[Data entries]
——————
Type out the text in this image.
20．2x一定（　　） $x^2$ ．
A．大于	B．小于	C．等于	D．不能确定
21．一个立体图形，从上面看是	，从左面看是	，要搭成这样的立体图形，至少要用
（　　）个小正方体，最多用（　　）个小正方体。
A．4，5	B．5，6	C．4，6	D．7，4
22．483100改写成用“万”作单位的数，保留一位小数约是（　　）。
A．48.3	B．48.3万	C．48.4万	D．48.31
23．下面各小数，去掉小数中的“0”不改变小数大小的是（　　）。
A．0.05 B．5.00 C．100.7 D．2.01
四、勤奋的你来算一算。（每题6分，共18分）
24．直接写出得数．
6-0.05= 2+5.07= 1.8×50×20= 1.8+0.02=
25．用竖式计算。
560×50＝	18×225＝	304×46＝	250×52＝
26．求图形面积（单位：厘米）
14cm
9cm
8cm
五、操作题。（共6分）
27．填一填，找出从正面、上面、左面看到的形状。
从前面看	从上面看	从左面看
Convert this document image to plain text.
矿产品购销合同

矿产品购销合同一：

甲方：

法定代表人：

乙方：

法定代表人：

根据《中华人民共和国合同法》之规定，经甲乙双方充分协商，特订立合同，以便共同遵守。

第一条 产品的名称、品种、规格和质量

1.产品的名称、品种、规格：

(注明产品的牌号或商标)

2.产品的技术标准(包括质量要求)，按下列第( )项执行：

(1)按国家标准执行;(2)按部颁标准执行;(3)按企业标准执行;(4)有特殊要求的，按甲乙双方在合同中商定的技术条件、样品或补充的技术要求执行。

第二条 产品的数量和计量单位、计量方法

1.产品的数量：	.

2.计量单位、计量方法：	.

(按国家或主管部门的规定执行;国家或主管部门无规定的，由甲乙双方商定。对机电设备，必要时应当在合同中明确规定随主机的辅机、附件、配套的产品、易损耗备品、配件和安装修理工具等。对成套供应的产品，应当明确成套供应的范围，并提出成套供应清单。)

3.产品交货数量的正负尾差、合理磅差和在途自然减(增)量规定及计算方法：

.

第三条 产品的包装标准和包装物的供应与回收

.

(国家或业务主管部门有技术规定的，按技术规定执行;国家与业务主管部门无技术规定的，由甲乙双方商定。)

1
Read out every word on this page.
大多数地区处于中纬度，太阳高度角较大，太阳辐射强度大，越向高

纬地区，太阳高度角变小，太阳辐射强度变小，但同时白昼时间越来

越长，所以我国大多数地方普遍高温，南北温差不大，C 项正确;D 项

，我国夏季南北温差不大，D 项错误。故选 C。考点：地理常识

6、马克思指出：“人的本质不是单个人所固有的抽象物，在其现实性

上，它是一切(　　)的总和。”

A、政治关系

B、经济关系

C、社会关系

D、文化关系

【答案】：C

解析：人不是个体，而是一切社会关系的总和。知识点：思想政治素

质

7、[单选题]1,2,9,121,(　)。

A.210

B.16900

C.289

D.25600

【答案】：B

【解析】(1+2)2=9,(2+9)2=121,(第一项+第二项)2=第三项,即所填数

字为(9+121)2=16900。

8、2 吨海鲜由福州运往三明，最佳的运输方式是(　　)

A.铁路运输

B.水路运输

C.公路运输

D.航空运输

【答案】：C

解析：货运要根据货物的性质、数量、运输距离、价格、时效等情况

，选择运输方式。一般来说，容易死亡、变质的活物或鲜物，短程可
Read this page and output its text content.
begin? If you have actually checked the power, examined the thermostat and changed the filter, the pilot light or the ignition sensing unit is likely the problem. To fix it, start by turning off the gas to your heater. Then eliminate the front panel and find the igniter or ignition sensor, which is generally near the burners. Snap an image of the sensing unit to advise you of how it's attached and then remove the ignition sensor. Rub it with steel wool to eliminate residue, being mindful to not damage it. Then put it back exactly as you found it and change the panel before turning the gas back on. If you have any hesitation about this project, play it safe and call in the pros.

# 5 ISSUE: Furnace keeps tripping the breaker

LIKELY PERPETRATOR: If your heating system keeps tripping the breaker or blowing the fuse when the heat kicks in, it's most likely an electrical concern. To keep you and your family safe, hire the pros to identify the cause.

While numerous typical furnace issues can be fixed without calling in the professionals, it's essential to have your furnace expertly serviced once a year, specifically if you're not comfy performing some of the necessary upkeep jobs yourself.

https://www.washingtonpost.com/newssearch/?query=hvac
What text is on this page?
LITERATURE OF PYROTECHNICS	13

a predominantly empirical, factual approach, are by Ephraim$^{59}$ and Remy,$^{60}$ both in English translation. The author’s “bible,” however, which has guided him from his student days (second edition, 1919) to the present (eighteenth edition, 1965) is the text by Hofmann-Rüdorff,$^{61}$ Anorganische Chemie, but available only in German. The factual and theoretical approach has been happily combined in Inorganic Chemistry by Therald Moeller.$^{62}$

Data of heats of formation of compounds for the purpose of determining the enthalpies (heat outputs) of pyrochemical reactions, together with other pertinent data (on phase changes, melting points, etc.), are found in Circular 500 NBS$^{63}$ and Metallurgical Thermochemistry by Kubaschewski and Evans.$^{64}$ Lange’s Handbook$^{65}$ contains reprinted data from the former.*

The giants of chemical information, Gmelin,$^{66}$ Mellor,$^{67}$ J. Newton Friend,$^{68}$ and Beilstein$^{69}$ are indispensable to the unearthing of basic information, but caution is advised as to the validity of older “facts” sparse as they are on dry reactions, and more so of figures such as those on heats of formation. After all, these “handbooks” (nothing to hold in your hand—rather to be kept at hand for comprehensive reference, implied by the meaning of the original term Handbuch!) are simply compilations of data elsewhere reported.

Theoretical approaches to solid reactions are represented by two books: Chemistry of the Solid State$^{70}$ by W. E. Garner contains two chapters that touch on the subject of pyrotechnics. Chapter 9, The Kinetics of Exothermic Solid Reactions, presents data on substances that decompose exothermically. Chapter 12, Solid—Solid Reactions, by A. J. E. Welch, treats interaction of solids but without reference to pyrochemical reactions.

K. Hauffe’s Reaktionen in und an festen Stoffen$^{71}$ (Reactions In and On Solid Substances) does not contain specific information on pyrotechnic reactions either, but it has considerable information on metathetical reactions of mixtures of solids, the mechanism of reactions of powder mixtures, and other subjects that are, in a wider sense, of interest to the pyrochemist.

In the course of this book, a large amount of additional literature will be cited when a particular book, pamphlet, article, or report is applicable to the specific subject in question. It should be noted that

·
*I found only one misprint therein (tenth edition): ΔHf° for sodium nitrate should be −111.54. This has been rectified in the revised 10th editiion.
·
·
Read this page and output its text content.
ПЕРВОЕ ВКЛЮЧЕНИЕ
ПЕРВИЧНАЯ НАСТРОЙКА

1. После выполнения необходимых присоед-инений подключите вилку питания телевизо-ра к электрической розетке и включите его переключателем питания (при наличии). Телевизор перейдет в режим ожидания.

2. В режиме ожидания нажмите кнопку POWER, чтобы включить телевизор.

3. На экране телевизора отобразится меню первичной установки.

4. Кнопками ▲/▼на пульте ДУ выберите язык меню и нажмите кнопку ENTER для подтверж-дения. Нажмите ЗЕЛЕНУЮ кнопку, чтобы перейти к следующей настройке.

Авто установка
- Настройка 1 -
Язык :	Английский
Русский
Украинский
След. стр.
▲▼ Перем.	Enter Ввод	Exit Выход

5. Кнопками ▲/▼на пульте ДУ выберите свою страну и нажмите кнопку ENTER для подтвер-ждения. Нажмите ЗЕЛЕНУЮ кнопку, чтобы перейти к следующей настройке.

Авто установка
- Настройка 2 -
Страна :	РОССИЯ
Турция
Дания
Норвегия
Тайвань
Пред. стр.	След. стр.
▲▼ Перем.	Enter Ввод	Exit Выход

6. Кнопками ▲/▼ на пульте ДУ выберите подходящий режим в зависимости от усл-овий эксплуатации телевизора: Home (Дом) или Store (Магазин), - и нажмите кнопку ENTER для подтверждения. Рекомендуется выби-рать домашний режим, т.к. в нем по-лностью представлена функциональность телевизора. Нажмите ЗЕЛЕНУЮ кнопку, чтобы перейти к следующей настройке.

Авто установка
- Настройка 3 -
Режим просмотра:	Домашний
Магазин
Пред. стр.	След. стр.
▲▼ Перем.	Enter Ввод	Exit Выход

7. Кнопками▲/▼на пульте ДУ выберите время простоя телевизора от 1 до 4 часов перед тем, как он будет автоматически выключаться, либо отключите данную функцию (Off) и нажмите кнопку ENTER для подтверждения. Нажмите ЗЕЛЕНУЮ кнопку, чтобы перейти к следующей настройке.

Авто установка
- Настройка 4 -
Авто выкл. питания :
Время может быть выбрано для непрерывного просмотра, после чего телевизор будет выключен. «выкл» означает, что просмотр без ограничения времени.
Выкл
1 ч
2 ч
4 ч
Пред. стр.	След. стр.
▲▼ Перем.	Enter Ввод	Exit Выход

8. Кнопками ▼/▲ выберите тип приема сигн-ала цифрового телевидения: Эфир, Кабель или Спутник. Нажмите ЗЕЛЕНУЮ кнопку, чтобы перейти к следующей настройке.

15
——————
Given task
Point out every line holding the string "будет" and copy it.

Response to the task
7. Кнопками▲/▼на пульте ДУ выберите время простоя телевизора от 1 до 4 часов перед тем, как он будет автоматически выключаться, либо отключите данную функцию (Off) и нажмите кнопку ENTER для подтверждения. Нажмите ЗЕЛЕНУЮ кнопку, чтобы перейти к следующей настройке.
Время может быть выбрано для непрерывного просмотра, после чего телевизор будет выключен. «выкл» означает, что просмотр без ограничения времени.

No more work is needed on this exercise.